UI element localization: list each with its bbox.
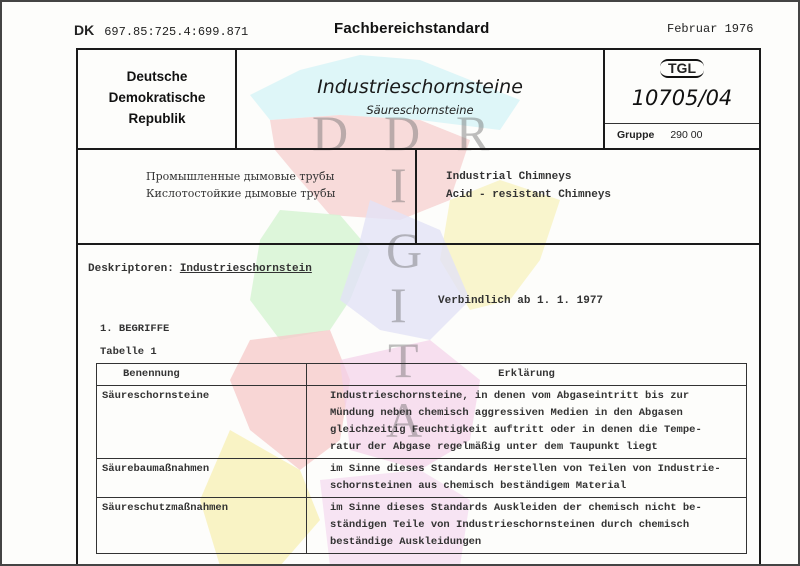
dk-label: DK (74, 22, 94, 38)
document-body: Deskriptoren:Industrieschornstein Verbin… (76, 243, 761, 566)
country-box: Deutsche Demokratische Republik (76, 48, 237, 150)
tgl-logo-text: TGL (660, 59, 704, 78)
publication-date: Februar 1976 (667, 22, 753, 36)
country-line: Republik (78, 108, 236, 129)
russian-title-box: Промышленные дымовые трубы Кислотостойки… (76, 148, 417, 245)
table-caption: Tabelle 1 (100, 346, 157, 358)
definition-cell: im Sinne dieses Standards Auskleiden der… (307, 498, 747, 554)
column-header: Erklärung (307, 364, 747, 386)
definition-cell: im Sinne dieses Standards Herstellen von… (307, 459, 747, 498)
table-row: Säureschornsteine Industrieschornsteine,… (97, 386, 747, 459)
table-row: Säureschutzmaßnahmen im Sinne dieses Sta… (97, 498, 747, 554)
russian-line: Промышленные дымовые трубы (146, 168, 335, 185)
document-subtitle: Säureschornsteine (236, 103, 604, 117)
gruppe-label: Gruppe (617, 129, 654, 141)
dk-number: 697.85:725.4:699.871 (104, 25, 248, 39)
english-title: Industrial Chimneys Acid - resistant Chi… (446, 168, 611, 204)
russian-line: Кислотостойкие дымовые трубы (146, 185, 335, 202)
divider (605, 123, 759, 124)
definition-cell: Industrieschornsteine, in denen vom Abga… (307, 386, 747, 459)
tgl-logo: TGL (605, 59, 759, 78)
english-line: Acid - resistant Chimneys (446, 186, 611, 204)
descriptor-keyword: Industrieschornstein (180, 263, 312, 275)
document-title: Industrieschornsteine (236, 76, 604, 98)
country-name: Deutsche Demokratische Republik (78, 66, 236, 129)
term-cell: Säureschutzmaßnahmen (97, 498, 307, 554)
table-header-row: Benennung Erklärung (97, 364, 747, 386)
term-cell: Säurebaumaßnahmen (97, 459, 307, 498)
tgl-box: TGL 10705/04 Gruppe290 00 (603, 48, 761, 150)
standard-type: Fachbereichstandard (334, 20, 490, 37)
binding-date: Verbindlich ab 1. 1. 1977 (438, 295, 603, 307)
tgl-number: 10705/04 (605, 86, 759, 110)
english-title-box: Industrial Chimneys Acid - resistant Chi… (415, 148, 761, 245)
dk-classification: DK697.85:725.4:699.871 (74, 22, 248, 39)
descriptors-label: Deskriptoren: (88, 263, 174, 275)
country-line: Demokratische (78, 87, 236, 108)
descriptors: Deskriptoren:Industrieschornstein (88, 263, 312, 275)
english-line: Industrial Chimneys (446, 168, 611, 186)
gruppe: Gruppe290 00 (617, 129, 702, 141)
table-row: Säurebaumaßnahmen im Sinne dieses Standa… (97, 459, 747, 498)
russian-title: Промышленные дымовые трубы Кислотостойки… (146, 168, 335, 202)
definitions-table: Benennung Erklärung Säureschornsteine In… (96, 363, 747, 554)
country-line: Deutsche (78, 66, 236, 87)
column-header: Benennung (97, 364, 307, 386)
gruppe-value: 290 00 (670, 129, 702, 141)
term-cell: Säureschornsteine (97, 386, 307, 459)
title-box: Industrieschornsteine Säureschornsteine (235, 48, 605, 150)
section-heading: 1. BEGRIFFE (100, 323, 169, 335)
════
• **Your objective**: Copy the listing above word for word, every line, but leave out the picture.

• **Solution to this task**:
UI element localization: list each with its bbox.
dk-label: DK (74, 22, 94, 38)
document-body: Deskriptoren:Industrieschornstein Verbin… (76, 243, 761, 566)
country-box: Deutsche Demokratische Republik (76, 48, 237, 150)
tgl-logo-text: TGL (660, 59, 704, 78)
publication-date: Februar 1976 (667, 22, 753, 36)
country-line: Republik (78, 108, 236, 129)
russian-title-box: Промышленные дымовые трубы Кислотостойки… (76, 148, 417, 245)
table-caption: Tabelle 1 (100, 346, 157, 358)
definition-cell: im Sinne dieses Standards Auskleiden der… (307, 498, 747, 554)
column-header: Erklärung (307, 364, 747, 386)
definition-cell: im Sinne dieses Standards Herstellen von… (307, 459, 747, 498)
table-row: Säureschornsteine Industrieschornsteine,… (97, 386, 747, 459)
table-row: Säureschutzmaßnahmen im Sinne dieses Sta… (97, 498, 747, 554)
russian-line: Промышленные дымовые трубы (146, 168, 335, 185)
document-subtitle: Säureschornsteine (236, 103, 604, 117)
gruppe-label: Gruppe (617, 129, 654, 141)
dk-number: 697.85:725.4:699.871 (104, 25, 248, 39)
english-title: Industrial Chimneys Acid - resistant Chi… (446, 168, 611, 204)
russian-line: Кислотостойкие дымовые трубы (146, 185, 335, 202)
divider (605, 123, 759, 124)
definition-cell: Industrieschornsteine, in denen vom Abga… (307, 386, 747, 459)
tgl-logo: TGL (605, 59, 759, 78)
english-line: Acid - resistant Chimneys (446, 186, 611, 204)
descriptor-keyword: Industrieschornstein (180, 263, 312, 275)
document-title: Industrieschornsteine (236, 76, 604, 98)
country-name: Deutsche Demokratische Republik (78, 66, 236, 129)
term-cell: Säureschutzmaßnahmen (97, 498, 307, 554)
table-header-row: Benennung Erklärung (97, 364, 747, 386)
term-cell: Säurebaumaßnahmen (97, 459, 307, 498)
tgl-box: TGL 10705/04 Gruppe290 00 (603, 48, 761, 150)
standard-type: Fachbereichstandard (334, 20, 490, 37)
binding-date: Verbindlich ab 1. 1. 1977 (438, 295, 603, 307)
tgl-number: 10705/04 (605, 86, 759, 110)
english-title-box: Industrial Chimneys Acid - resistant Chi… (415, 148, 761, 245)
dk-classification: DK697.85:725.4:699.871 (74, 22, 248, 39)
descriptors-label: Deskriptoren: (88, 263, 174, 275)
country-line: Demokratische (78, 87, 236, 108)
descriptors: Deskriptoren:Industrieschornstein (88, 263, 312, 275)
english-line: Industrial Chimneys (446, 168, 611, 186)
gruppe: Gruppe290 00 (617, 129, 702, 141)
table-row: Säurebaumaßnahmen im Sinne dieses Standa… (97, 459, 747, 498)
russian-title: Промышленные дымовые трубы Кислотостойки… (146, 168, 335, 202)
definitions-table: Benennung Erklärung Säureschornsteine In… (96, 363, 747, 554)
country-line: Deutsche (78, 66, 236, 87)
column-header: Benennung (97, 364, 307, 386)
gruppe-value: 290 00 (670, 129, 702, 141)
term-cell: Säureschornsteine (97, 386, 307, 459)
title-box: Industrieschornsteine Säureschornsteine (235, 48, 605, 150)
section-heading: 1. BEGRIFFE (100, 323, 169, 335)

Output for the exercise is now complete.